- _Set exercise_: Work through the data and report how many lines include the string "April", giving the number alone.

- _Data rows_:
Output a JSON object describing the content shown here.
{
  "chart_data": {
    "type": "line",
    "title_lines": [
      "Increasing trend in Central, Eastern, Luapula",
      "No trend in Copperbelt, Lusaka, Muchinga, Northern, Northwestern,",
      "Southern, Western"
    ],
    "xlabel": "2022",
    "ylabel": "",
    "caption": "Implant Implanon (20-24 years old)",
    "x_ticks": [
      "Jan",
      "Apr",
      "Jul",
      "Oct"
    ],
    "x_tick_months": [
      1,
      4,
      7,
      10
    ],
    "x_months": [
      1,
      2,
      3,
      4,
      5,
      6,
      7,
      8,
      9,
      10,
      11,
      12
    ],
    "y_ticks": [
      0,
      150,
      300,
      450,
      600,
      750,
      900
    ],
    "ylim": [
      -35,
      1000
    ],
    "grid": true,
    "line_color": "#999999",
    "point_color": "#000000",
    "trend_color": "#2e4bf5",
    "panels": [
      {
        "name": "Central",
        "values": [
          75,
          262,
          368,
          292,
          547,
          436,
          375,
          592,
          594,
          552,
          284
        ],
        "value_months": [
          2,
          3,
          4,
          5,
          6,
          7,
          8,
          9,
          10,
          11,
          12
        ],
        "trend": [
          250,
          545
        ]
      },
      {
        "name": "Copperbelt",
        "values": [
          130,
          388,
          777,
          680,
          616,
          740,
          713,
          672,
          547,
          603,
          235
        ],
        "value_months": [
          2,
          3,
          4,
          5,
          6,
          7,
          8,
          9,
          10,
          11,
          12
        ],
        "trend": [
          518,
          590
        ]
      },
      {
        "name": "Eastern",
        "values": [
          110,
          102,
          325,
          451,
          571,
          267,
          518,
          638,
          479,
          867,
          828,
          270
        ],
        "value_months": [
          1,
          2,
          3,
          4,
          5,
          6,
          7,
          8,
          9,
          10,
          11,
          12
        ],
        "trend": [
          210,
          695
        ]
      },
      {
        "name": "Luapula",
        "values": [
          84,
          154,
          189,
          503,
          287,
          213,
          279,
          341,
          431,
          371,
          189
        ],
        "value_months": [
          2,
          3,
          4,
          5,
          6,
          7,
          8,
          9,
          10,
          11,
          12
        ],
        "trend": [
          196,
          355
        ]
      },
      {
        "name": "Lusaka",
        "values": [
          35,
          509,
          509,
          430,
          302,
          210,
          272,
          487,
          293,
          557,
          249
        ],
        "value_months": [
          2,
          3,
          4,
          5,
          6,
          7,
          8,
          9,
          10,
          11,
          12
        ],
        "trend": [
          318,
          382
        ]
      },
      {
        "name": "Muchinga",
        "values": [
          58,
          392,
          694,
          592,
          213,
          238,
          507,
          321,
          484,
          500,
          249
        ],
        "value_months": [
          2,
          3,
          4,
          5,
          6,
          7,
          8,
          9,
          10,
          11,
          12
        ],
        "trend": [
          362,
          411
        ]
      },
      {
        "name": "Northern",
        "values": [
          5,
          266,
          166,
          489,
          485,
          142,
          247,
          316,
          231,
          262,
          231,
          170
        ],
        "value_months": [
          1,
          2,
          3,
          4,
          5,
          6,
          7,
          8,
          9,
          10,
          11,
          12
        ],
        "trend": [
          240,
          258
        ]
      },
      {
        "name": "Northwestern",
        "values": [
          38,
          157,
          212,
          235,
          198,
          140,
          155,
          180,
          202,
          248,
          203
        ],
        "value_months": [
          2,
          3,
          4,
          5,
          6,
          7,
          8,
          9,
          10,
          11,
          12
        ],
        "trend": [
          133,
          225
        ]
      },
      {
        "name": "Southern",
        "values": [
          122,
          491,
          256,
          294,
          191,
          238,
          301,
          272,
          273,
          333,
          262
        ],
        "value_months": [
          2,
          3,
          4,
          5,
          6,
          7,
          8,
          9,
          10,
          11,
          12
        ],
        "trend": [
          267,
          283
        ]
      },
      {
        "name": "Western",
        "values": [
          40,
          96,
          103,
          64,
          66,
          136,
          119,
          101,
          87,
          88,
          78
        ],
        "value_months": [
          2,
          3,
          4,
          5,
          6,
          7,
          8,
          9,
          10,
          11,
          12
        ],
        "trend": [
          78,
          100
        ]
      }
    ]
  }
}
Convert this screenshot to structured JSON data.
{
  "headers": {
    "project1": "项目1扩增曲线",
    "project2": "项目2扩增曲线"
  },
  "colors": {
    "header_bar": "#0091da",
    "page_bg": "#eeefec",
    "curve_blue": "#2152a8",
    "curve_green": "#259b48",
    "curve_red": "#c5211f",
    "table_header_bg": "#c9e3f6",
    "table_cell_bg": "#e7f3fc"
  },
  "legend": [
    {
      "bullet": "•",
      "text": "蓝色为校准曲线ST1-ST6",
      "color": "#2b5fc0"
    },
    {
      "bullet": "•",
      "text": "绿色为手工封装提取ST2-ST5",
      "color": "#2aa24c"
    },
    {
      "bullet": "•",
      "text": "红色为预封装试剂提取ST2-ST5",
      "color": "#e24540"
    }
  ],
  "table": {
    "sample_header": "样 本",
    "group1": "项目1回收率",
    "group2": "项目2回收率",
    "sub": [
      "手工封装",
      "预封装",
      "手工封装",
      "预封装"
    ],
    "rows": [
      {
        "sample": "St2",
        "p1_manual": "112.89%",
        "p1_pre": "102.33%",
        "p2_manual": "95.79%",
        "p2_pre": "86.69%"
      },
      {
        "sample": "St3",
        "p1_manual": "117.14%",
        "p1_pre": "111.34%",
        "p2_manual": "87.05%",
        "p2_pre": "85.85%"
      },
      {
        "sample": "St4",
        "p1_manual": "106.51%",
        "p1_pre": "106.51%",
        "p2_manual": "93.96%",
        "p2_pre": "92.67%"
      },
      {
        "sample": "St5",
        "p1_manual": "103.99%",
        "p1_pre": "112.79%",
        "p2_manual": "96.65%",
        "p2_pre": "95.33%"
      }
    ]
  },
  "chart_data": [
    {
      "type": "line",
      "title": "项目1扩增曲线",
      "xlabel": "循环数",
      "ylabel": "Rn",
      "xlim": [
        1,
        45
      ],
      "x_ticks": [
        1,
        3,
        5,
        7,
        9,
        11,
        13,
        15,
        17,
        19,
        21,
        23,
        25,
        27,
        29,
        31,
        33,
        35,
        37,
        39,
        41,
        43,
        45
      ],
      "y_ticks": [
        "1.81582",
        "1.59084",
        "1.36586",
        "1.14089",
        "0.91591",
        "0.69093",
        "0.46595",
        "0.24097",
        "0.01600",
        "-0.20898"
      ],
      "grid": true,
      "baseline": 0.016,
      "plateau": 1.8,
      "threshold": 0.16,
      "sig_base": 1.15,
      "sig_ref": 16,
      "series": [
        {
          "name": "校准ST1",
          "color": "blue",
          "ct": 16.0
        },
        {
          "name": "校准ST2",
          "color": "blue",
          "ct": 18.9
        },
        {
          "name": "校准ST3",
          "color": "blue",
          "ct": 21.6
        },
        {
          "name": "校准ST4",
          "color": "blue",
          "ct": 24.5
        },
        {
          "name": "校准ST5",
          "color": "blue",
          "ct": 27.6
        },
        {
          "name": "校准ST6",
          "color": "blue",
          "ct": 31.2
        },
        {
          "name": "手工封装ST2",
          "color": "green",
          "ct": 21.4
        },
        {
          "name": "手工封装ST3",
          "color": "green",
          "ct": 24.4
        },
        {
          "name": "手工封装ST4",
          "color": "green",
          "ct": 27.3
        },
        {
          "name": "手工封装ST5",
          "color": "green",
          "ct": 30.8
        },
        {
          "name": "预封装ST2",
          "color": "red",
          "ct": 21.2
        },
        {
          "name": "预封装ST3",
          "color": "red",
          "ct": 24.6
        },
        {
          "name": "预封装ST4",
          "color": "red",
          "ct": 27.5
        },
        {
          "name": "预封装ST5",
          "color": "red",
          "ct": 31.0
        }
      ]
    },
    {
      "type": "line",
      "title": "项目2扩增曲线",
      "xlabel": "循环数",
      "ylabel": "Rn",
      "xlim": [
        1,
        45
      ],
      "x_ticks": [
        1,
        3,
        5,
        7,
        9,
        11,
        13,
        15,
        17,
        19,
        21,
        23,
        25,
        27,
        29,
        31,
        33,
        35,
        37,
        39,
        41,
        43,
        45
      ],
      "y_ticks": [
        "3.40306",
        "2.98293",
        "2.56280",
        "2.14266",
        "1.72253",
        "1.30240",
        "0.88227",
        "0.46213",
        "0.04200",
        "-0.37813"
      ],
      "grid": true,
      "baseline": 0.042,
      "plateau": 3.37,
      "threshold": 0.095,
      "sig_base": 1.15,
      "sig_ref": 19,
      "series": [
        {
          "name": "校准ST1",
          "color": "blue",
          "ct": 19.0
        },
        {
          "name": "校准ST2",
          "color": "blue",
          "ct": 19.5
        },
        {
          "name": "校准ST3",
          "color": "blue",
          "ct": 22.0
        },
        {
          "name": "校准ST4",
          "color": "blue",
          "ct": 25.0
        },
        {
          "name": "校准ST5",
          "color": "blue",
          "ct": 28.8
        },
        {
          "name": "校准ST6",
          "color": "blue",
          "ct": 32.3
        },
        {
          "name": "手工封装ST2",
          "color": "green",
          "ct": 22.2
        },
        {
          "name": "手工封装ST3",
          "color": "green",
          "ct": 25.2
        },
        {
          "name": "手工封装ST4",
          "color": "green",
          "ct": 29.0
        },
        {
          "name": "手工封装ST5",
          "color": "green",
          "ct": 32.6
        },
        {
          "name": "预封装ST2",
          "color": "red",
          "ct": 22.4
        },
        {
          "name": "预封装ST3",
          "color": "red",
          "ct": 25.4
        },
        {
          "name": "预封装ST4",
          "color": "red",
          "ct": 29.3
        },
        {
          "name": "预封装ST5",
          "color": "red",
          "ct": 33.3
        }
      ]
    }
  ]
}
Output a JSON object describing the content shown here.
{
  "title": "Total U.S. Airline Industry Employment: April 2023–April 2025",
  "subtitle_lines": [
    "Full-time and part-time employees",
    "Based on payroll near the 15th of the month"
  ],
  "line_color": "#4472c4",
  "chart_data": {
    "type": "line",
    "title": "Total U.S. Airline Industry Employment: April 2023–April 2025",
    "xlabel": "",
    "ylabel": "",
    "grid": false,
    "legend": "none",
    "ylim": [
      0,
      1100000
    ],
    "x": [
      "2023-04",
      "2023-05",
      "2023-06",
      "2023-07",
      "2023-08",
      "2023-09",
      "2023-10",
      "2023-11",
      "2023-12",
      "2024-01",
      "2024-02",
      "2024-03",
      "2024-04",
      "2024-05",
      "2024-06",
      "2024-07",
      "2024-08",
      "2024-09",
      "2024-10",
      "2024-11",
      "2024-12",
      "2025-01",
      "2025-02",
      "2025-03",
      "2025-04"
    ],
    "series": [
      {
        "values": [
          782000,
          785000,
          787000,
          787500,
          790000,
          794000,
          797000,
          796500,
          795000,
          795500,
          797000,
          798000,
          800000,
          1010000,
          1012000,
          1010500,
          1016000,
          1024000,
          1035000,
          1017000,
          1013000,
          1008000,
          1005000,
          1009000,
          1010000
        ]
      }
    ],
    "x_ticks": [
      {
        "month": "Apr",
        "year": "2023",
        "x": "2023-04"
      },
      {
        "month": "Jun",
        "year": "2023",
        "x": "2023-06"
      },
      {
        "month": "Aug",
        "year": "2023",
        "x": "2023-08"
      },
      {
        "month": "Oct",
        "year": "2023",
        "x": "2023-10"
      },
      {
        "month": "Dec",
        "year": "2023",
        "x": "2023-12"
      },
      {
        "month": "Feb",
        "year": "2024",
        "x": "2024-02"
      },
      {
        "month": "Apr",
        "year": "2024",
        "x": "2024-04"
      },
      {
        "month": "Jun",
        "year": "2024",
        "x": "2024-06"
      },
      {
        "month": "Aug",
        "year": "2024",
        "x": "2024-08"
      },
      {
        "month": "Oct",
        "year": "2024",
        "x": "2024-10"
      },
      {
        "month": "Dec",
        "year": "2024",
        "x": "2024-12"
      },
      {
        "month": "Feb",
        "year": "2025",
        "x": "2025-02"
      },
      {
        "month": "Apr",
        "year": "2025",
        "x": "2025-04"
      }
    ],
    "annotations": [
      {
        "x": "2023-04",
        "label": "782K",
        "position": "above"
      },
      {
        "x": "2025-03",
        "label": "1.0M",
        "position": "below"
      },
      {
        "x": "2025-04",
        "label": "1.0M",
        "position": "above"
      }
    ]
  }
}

- _Complete output_: 2